__Records for processing__:

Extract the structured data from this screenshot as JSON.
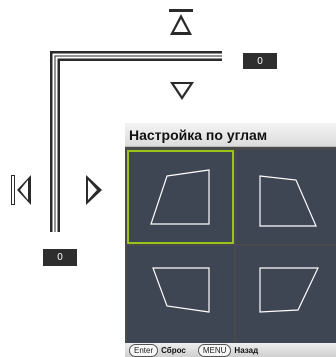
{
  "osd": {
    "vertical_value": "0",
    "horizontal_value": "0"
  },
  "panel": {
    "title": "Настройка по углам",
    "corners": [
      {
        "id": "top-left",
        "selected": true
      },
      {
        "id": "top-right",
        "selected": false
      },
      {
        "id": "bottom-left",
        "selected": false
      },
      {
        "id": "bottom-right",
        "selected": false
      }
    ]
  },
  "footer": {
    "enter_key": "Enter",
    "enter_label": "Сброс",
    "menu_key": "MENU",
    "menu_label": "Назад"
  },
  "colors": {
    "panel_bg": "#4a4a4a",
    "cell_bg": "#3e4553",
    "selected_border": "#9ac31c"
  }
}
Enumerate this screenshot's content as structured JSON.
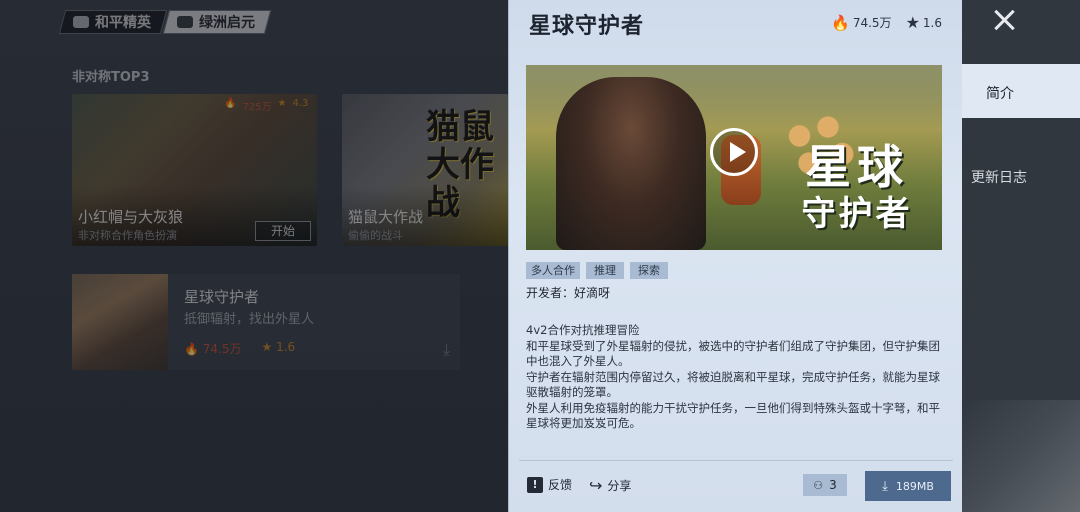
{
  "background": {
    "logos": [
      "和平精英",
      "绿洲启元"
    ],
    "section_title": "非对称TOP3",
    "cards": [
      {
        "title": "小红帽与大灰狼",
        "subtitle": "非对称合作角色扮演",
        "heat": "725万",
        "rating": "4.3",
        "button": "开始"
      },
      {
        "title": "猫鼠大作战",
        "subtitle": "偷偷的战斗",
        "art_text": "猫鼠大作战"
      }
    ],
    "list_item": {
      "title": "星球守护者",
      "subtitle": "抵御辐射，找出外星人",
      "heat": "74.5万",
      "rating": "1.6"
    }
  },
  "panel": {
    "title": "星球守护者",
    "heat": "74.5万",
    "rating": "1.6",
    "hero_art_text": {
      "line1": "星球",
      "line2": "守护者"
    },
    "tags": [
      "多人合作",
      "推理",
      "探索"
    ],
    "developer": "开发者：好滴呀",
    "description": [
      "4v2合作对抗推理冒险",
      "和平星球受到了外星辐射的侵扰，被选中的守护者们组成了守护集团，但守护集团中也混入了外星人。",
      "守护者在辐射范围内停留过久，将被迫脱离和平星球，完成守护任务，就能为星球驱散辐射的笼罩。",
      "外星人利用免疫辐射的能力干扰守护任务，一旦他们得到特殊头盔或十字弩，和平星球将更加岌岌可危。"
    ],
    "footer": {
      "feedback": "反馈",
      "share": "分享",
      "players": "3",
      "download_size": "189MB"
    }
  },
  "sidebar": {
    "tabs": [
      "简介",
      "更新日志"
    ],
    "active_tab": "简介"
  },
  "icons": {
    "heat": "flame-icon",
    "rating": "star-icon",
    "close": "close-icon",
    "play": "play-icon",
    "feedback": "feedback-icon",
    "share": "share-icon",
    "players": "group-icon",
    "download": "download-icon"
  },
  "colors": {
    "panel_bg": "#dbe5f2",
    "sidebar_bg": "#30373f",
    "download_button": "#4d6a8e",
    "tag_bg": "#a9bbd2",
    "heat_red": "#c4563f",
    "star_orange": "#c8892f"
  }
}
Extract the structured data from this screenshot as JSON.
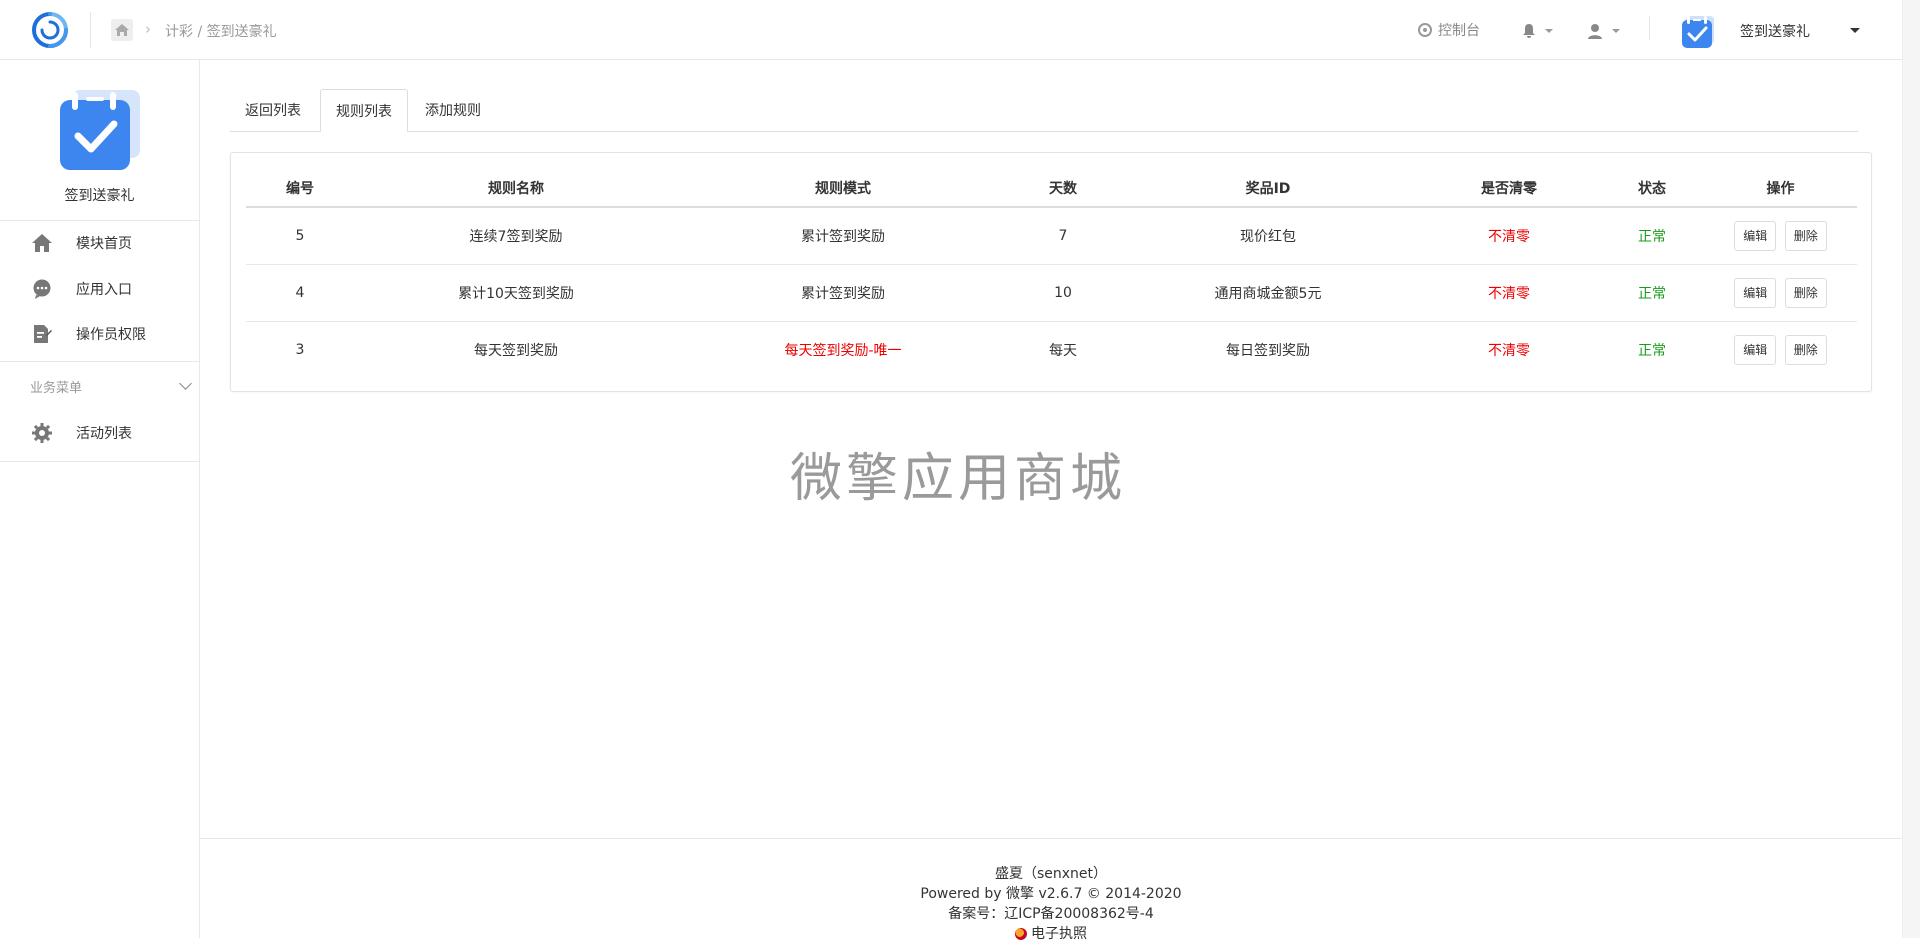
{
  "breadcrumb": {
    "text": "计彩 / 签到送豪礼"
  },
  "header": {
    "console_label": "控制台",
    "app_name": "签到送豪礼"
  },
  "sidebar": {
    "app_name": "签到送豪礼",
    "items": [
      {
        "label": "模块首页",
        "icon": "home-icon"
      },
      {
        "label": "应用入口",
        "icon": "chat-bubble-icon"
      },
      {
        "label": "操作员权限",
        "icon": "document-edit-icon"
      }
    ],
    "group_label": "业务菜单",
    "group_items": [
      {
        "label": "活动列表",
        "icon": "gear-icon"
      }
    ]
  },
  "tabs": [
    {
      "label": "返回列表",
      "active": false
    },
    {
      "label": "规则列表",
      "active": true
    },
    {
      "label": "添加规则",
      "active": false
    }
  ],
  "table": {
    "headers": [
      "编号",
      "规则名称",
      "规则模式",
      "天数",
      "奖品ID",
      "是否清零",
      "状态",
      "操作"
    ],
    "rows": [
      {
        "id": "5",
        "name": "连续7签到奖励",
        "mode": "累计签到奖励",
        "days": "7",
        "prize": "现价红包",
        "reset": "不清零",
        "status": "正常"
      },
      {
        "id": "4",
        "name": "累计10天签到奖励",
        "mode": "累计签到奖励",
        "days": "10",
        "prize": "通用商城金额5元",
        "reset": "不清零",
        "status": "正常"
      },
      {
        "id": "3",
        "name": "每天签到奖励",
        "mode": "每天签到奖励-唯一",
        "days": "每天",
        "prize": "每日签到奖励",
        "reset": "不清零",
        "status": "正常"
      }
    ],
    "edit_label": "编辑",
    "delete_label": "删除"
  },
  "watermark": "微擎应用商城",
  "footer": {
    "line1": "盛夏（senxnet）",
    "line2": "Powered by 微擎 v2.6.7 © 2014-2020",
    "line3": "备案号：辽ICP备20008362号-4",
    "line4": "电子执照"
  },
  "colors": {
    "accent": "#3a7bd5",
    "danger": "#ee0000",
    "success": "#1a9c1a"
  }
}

__Objective__:
What is the number of lines in the data holding the word "签到送豪礼"? Reply with that number only.

__Output__:
3